THE REQUEST: Output the entries below exactly as written, omitting pictures.

MATERIAL PROVIDED:
START

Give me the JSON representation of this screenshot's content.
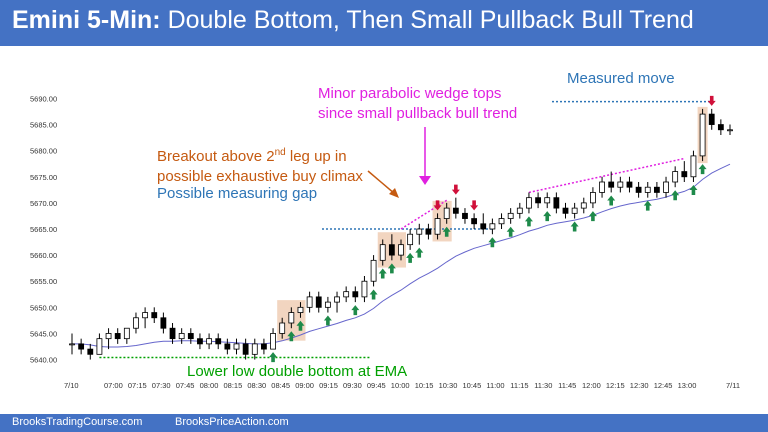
{
  "header": {
    "title_bold": "Emini 5-Min:",
    "title_rest": "Double Bottom, Then Small Pullback Bull Trend"
  },
  "footer": {
    "left": "BrooksTradingCourse.com",
    "right": "BrooksPriceAction.com"
  },
  "annotations": {
    "measured_move": "Measured move",
    "wedge_line1": "Minor parabolic wedge tops",
    "wedge_line2": "since small pullback bull trend",
    "breakout_line1a": "Breakout above 2",
    "breakout_line1sup": "nd",
    "breakout_line1b": " leg up in",
    "breakout_line2": "possible exhaustive buy climax",
    "gap_label": "Possible measuring gap",
    "double_bottom": "Lower low double bottom at EMA"
  },
  "colors": {
    "header_bg": "#4472c4",
    "annotation_blue": "#2e75b6",
    "annotation_orange": "#c55a11",
    "annotation_magenta": "#e020e0",
    "annotation_green": "#00a000",
    "ema": "#6666cc",
    "bull_arrow": "#1e8a4a",
    "bear_arrow": "#d0103a",
    "highlight": "#f2d5c0"
  },
  "chart_data": {
    "type": "candlestick",
    "y_ticks": [
      "5640.00",
      "5645.00",
      "5650.00",
      "5655.00",
      "5660.00",
      "5665.00",
      "5670.00",
      "5675.00",
      "5680.00",
      "5685.00",
      "5690.00"
    ],
    "ylim": [
      5638,
      5692
    ],
    "x_labels": [
      "7/10",
      "07:00",
      "07:15",
      "07:30",
      "07:45",
      "08:00",
      "08:15",
      "08:30",
      "08:45",
      "09:00",
      "09:15",
      "09:30",
      "09:45",
      "10:00",
      "10:15",
      "10:30",
      "10:45",
      "11:00",
      "11:15",
      "11:30",
      "11:45",
      "12:00",
      "12:15",
      "12:30",
      "12:45",
      "13:00",
      "7/11"
    ],
    "candles": [
      [
        5643,
        5645,
        5641,
        5643
      ],
      [
        5643,
        5644,
        5641,
        5642
      ],
      [
        5642,
        5643,
        5640,
        5641
      ],
      [
        5641,
        5645,
        5641,
        5644
      ],
      [
        5644,
        5646,
        5642,
        5645
      ],
      [
        5645,
        5646,
        5643,
        5644
      ],
      [
        5644,
        5646,
        5643,
        5646
      ],
      [
        5646,
        5649,
        5645,
        5648
      ],
      [
        5648,
        5650,
        5646,
        5649
      ],
      [
        5649,
        5650,
        5647,
        5648
      ],
      [
        5648,
        5649,
        5645,
        5646
      ],
      [
        5646,
        5647,
        5643,
        5644
      ],
      [
        5644,
        5646,
        5643,
        5645
      ],
      [
        5645,
        5646,
        5643,
        5644
      ],
      [
        5644,
        5645,
        5642,
        5643
      ],
      [
        5643,
        5645,
        5642,
        5644
      ],
      [
        5644,
        5645,
        5642,
        5643
      ],
      [
        5643,
        5644,
        5641,
        5642
      ],
      [
        5642,
        5644,
        5641,
        5643
      ],
      [
        5643,
        5644,
        5640,
        5641
      ],
      [
        5641,
        5644,
        5640,
        5643
      ],
      [
        5643,
        5644,
        5641,
        5642
      ],
      [
        5642,
        5646,
        5642,
        5645
      ],
      [
        5645,
        5648,
        5644,
        5647
      ],
      [
        5647,
        5650,
        5646,
        5649
      ],
      [
        5649,
        5651,
        5648,
        5650
      ],
      [
        5650,
        5653,
        5649,
        5652
      ],
      [
        5652,
        5653,
        5649,
        5650
      ],
      [
        5650,
        5652,
        5649,
        5651
      ],
      [
        5651,
        5653,
        5649,
        5652
      ],
      [
        5652,
        5654,
        5651,
        5653
      ],
      [
        5653,
        5654,
        5651,
        5652
      ],
      [
        5652,
        5656,
        5651,
        5655
      ],
      [
        5655,
        5660,
        5654,
        5659
      ],
      [
        5659,
        5663,
        5658,
        5662
      ],
      [
        5662,
        5664,
        5659,
        5660
      ],
      [
        5660,
        5663,
        5659,
        5662
      ],
      [
        5662,
        5665,
        5661,
        5664
      ],
      [
        5664,
        5666,
        5662,
        5665
      ],
      [
        5665,
        5666,
        5663,
        5664
      ],
      [
        5664,
        5668,
        5663,
        5667
      ],
      [
        5667,
        5670,
        5666,
        5669
      ],
      [
        5669,
        5671,
        5667,
        5668
      ],
      [
        5668,
        5669,
        5666,
        5667
      ],
      [
        5667,
        5668,
        5665,
        5666
      ],
      [
        5666,
        5668,
        5664,
        5665
      ],
      [
        5665,
        5667,
        5664,
        5666
      ],
      [
        5666,
        5668,
        5665,
        5667
      ],
      [
        5667,
        5669,
        5666,
        5668
      ],
      [
        5668,
        5670,
        5667,
        5669
      ],
      [
        5669,
        5672,
        5668,
        5671
      ],
      [
        5671,
        5672,
        5669,
        5670
      ],
      [
        5670,
        5672,
        5669,
        5671
      ],
      [
        5671,
        5672,
        5668,
        5669
      ],
      [
        5669,
        5670,
        5667,
        5668
      ],
      [
        5668,
        5670,
        5667,
        5669
      ],
      [
        5669,
        5671,
        5668,
        5670
      ],
      [
        5670,
        5673,
        5669,
        5672
      ],
      [
        5672,
        5675,
        5671,
        5674
      ],
      [
        5674,
        5676,
        5672,
        5673
      ],
      [
        5673,
        5675,
        5672,
        5674
      ],
      [
        5674,
        5675,
        5672,
        5673
      ],
      [
        5673,
        5674,
        5671,
        5672
      ],
      [
        5672,
        5674,
        5671,
        5673
      ],
      [
        5673,
        5674,
        5671,
        5672
      ],
      [
        5672,
        5675,
        5671,
        5674
      ],
      [
        5674,
        5677,
        5673,
        5676
      ],
      [
        5676,
        5678,
        5674,
        5675
      ],
      [
        5675,
        5680,
        5674,
        5679
      ],
      [
        5679,
        5688,
        5678,
        5687
      ],
      [
        5687,
        5688,
        5684,
        5685
      ],
      [
        5685,
        5686,
        5683,
        5684
      ],
      [
        5684,
        5685,
        5683,
        5684
      ]
    ],
    "ema": [
      5643,
      5643,
      5642.8,
      5642.5,
      5642.4,
      5642.4,
      5642.5,
      5642.7,
      5643,
      5643.3,
      5643.5,
      5643.5,
      5643.6,
      5643.6,
      5643.5,
      5643.5,
      5643.4,
      5643.3,
      5643.2,
      5643.1,
      5643,
      5643,
      5643.2,
      5643.6,
      5644.1,
      5644.7,
      5645.4,
      5645.9,
      5646.4,
      5646.9,
      5647.5,
      5648,
      5648.7,
      5649.8,
      5651.2,
      5652.3,
      5653.3,
      5654.5,
      5655.6,
      5656.5,
      5657.5,
      5658.7,
      5659.8,
      5660.6,
      5661.3,
      5661.8,
      5662.3,
      5662.8,
      5663.3,
      5663.9,
      5664.6,
      5665.1,
      5665.7,
      5666.1,
      5666.4,
      5666.7,
      5667.1,
      5667.6,
      5668.3,
      5668.9,
      5669.4,
      5669.8,
      5670.1,
      5670.4,
      5670.7,
      5671.1,
      5671.7,
      5672.2,
      5673,
      5674.5,
      5675.7,
      5676.6,
      5677.4
    ]
  }
}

END

SOLUTION BELOW:
Give me the JSON representation of this screenshot's content.
{
  "header": {
    "title_bold": "Emini 5-Min:",
    "title_rest": "Double Bottom, Then Small Pullback Bull Trend"
  },
  "footer": {
    "left": "BrooksTradingCourse.com",
    "right": "BrooksPriceAction.com"
  },
  "annotations": {
    "measured_move": "Measured move",
    "wedge_line1": "Minor parabolic wedge tops",
    "wedge_line2": "since small pullback bull trend",
    "breakout_line1a": "Breakout above 2",
    "breakout_line1sup": "nd",
    "breakout_line1b": " leg up in",
    "breakout_line2": "possible exhaustive buy climax",
    "gap_label": "Possible measuring gap",
    "double_bottom": "Lower low double bottom at EMA"
  },
  "colors": {
    "header_bg": "#4472c4",
    "annotation_blue": "#2e75b6",
    "annotation_orange": "#c55a11",
    "annotation_magenta": "#e020e0",
    "annotation_green": "#00a000",
    "ema": "#6666cc",
    "bull_arrow": "#1e8a4a",
    "bear_arrow": "#d0103a",
    "highlight": "#f2d5c0"
  },
  "chart_data": {
    "type": "candlestick",
    "y_ticks": [
      "5640.00",
      "5645.00",
      "5650.00",
      "5655.00",
      "5660.00",
      "5665.00",
      "5670.00",
      "5675.00",
      "5680.00",
      "5685.00",
      "5690.00"
    ],
    "ylim": [
      5638,
      5692
    ],
    "x_labels": [
      "7/10",
      "07:00",
      "07:15",
      "07:30",
      "07:45",
      "08:00",
      "08:15",
      "08:30",
      "08:45",
      "09:00",
      "09:15",
      "09:30",
      "09:45",
      "10:00",
      "10:15",
      "10:30",
      "10:45",
      "11:00",
      "11:15",
      "11:30",
      "11:45",
      "12:00",
      "12:15",
      "12:30",
      "12:45",
      "13:00",
      "7/11"
    ],
    "candles": [
      [
        5643,
        5645,
        5641,
        5643
      ],
      [
        5643,
        5644,
        5641,
        5642
      ],
      [
        5642,
        5643,
        5640,
        5641
      ],
      [
        5641,
        5645,
        5641,
        5644
      ],
      [
        5644,
        5646,
        5642,
        5645
      ],
      [
        5645,
        5646,
        5643,
        5644
      ],
      [
        5644,
        5646,
        5643,
        5646
      ],
      [
        5646,
        5649,
        5645,
        5648
      ],
      [
        5648,
        5650,
        5646,
        5649
      ],
      [
        5649,
        5650,
        5647,
        5648
      ],
      [
        5648,
        5649,
        5645,
        5646
      ],
      [
        5646,
        5647,
        5643,
        5644
      ],
      [
        5644,
        5646,
        5643,
        5645
      ],
      [
        5645,
        5646,
        5643,
        5644
      ],
      [
        5644,
        5645,
        5642,
        5643
      ],
      [
        5643,
        5645,
        5642,
        5644
      ],
      [
        5644,
        5645,
        5642,
        5643
      ],
      [
        5643,
        5644,
        5641,
        5642
      ],
      [
        5642,
        5644,
        5641,
        5643
      ],
      [
        5643,
        5644,
        5640,
        5641
      ],
      [
        5641,
        5644,
        5640,
        5643
      ],
      [
        5643,
        5644,
        5641,
        5642
      ],
      [
        5642,
        5646,
        5642,
        5645
      ],
      [
        5645,
        5648,
        5644,
        5647
      ],
      [
        5647,
        5650,
        5646,
        5649
      ],
      [
        5649,
        5651,
        5648,
        5650
      ],
      [
        5650,
        5653,
        5649,
        5652
      ],
      [
        5652,
        5653,
        5649,
        5650
      ],
      [
        5650,
        5652,
        5649,
        5651
      ],
      [
        5651,
        5653,
        5649,
        5652
      ],
      [
        5652,
        5654,
        5651,
        5653
      ],
      [
        5653,
        5654,
        5651,
        5652
      ],
      [
        5652,
        5656,
        5651,
        5655
      ],
      [
        5655,
        5660,
        5654,
        5659
      ],
      [
        5659,
        5663,
        5658,
        5662
      ],
      [
        5662,
        5664,
        5659,
        5660
      ],
      [
        5660,
        5663,
        5659,
        5662
      ],
      [
        5662,
        5665,
        5661,
        5664
      ],
      [
        5664,
        5666,
        5662,
        5665
      ],
      [
        5665,
        5666,
        5663,
        5664
      ],
      [
        5664,
        5668,
        5663,
        5667
      ],
      [
        5667,
        5670,
        5666,
        5669
      ],
      [
        5669,
        5671,
        5667,
        5668
      ],
      [
        5668,
        5669,
        5666,
        5667
      ],
      [
        5667,
        5668,
        5665,
        5666
      ],
      [
        5666,
        5668,
        5664,
        5665
      ],
      [
        5665,
        5667,
        5664,
        5666
      ],
      [
        5666,
        5668,
        5665,
        5667
      ],
      [
        5667,
        5669,
        5666,
        5668
      ],
      [
        5668,
        5670,
        5667,
        5669
      ],
      [
        5669,
        5672,
        5668,
        5671
      ],
      [
        5671,
        5672,
        5669,
        5670
      ],
      [
        5670,
        5672,
        5669,
        5671
      ],
      [
        5671,
        5672,
        5668,
        5669
      ],
      [
        5669,
        5670,
        5667,
        5668
      ],
      [
        5668,
        5670,
        5667,
        5669
      ],
      [
        5669,
        5671,
        5668,
        5670
      ],
      [
        5670,
        5673,
        5669,
        5672
      ],
      [
        5672,
        5675,
        5671,
        5674
      ],
      [
        5674,
        5676,
        5672,
        5673
      ],
      [
        5673,
        5675,
        5672,
        5674
      ],
      [
        5674,
        5675,
        5672,
        5673
      ],
      [
        5673,
        5674,
        5671,
        5672
      ],
      [
        5672,
        5674,
        5671,
        5673
      ],
      [
        5673,
        5674,
        5671,
        5672
      ],
      [
        5672,
        5675,
        5671,
        5674
      ],
      [
        5674,
        5677,
        5673,
        5676
      ],
      [
        5676,
        5678,
        5674,
        5675
      ],
      [
        5675,
        5680,
        5674,
        5679
      ],
      [
        5679,
        5688,
        5678,
        5687
      ],
      [
        5687,
        5688,
        5684,
        5685
      ],
      [
        5685,
        5686,
        5683,
        5684
      ],
      [
        5684,
        5685,
        5683,
        5684
      ]
    ],
    "ema": [
      5643,
      5643,
      5642.8,
      5642.5,
      5642.4,
      5642.4,
      5642.5,
      5642.7,
      5643,
      5643.3,
      5643.5,
      5643.5,
      5643.6,
      5643.6,
      5643.5,
      5643.5,
      5643.4,
      5643.3,
      5643.2,
      5643.1,
      5643,
      5643,
      5643.2,
      5643.6,
      5644.1,
      5644.7,
      5645.4,
      5645.9,
      5646.4,
      5646.9,
      5647.5,
      5648,
      5648.7,
      5649.8,
      5651.2,
      5652.3,
      5653.3,
      5654.5,
      5655.6,
      5656.5,
      5657.5,
      5658.7,
      5659.8,
      5660.6,
      5661.3,
      5661.8,
      5662.3,
      5662.8,
      5663.3,
      5663.9,
      5664.6,
      5665.1,
      5665.7,
      5666.1,
      5666.4,
      5666.7,
      5667.1,
      5667.6,
      5668.3,
      5668.9,
      5669.4,
      5669.8,
      5670.1,
      5670.4,
      5670.7,
      5671.1,
      5671.7,
      5672.2,
      5673,
      5674.5,
      5675.7,
      5676.6,
      5677.4
    ]
  }
}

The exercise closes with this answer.